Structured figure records
******
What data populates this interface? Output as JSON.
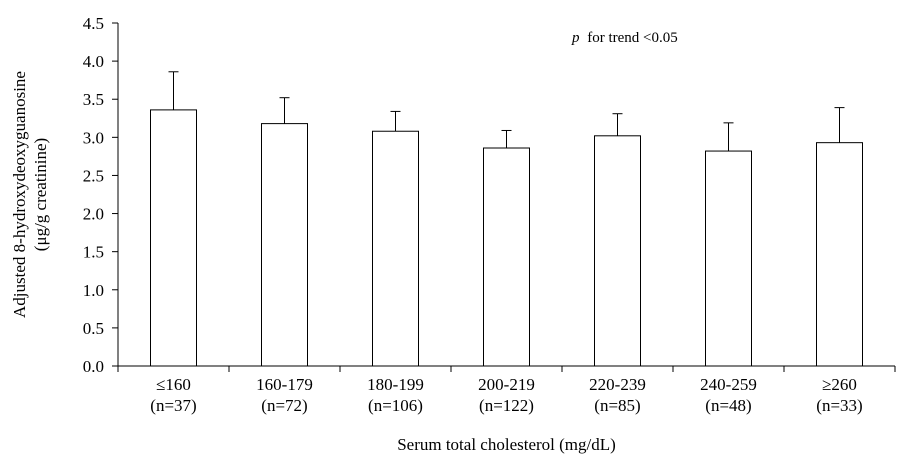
{
  "chart_data": {
    "type": "bar",
    "title": "",
    "xlabel": "Serum total cholesterol (mg/dL)",
    "ylabel_line1": "Adjusted 8-hydroxydeoxyguanosine",
    "ylabel_line2": "(μg/g creatinine)",
    "annotation_p": "p",
    "annotation_rest": "for trend <0.05",
    "ylim": [
      0,
      4.5
    ],
    "yticks": [
      "0.0",
      "0.5",
      "1.0",
      "1.5",
      "2.0",
      "2.5",
      "3.0",
      "3.5",
      "4.0",
      "4.5"
    ],
    "categories": [
      "≤160",
      "160-179",
      "180-199",
      "200-219",
      "220-239",
      "240-259",
      "≥260"
    ],
    "sample_sizes": [
      "(n=37)",
      "(n=72)",
      "(n=106)",
      "(n=122)",
      "(n=85)",
      "(n=48)",
      "(n=33)"
    ],
    "values": [
      3.36,
      3.18,
      3.08,
      2.86,
      3.02,
      2.82,
      2.93
    ],
    "error_upper": [
      3.86,
      3.52,
      3.34,
      3.09,
      3.31,
      3.19,
      3.39
    ],
    "grid": false,
    "colors": {
      "bar_fill": "#ffffff",
      "stroke": "#000000"
    }
  }
}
******
## What is asked
From start to finish, output the listing exactly, but omit its pictures.

## Completed exercise
What data populates this interface? Output as JSON.
{
  "chart_data": {
    "type": "bar",
    "title": "",
    "xlabel": "Serum total cholesterol (mg/dL)",
    "ylabel_line1": "Adjusted 8-hydroxydeoxyguanosine",
    "ylabel_line2": "(μg/g creatinine)",
    "annotation_p": "p",
    "annotation_rest": "for trend <0.05",
    "ylim": [
      0,
      4.5
    ],
    "yticks": [
      "0.0",
      "0.5",
      "1.0",
      "1.5",
      "2.0",
      "2.5",
      "3.0",
      "3.5",
      "4.0",
      "4.5"
    ],
    "categories": [
      "≤160",
      "160-179",
      "180-199",
      "200-219",
      "220-239",
      "240-259",
      "≥260"
    ],
    "sample_sizes": [
      "(n=37)",
      "(n=72)",
      "(n=106)",
      "(n=122)",
      "(n=85)",
      "(n=48)",
      "(n=33)"
    ],
    "values": [
      3.36,
      3.18,
      3.08,
      2.86,
      3.02,
      2.82,
      2.93
    ],
    "error_upper": [
      3.86,
      3.52,
      3.34,
      3.09,
      3.31,
      3.19,
      3.39
    ],
    "grid": false,
    "colors": {
      "bar_fill": "#ffffff",
      "stroke": "#000000"
    }
  }
}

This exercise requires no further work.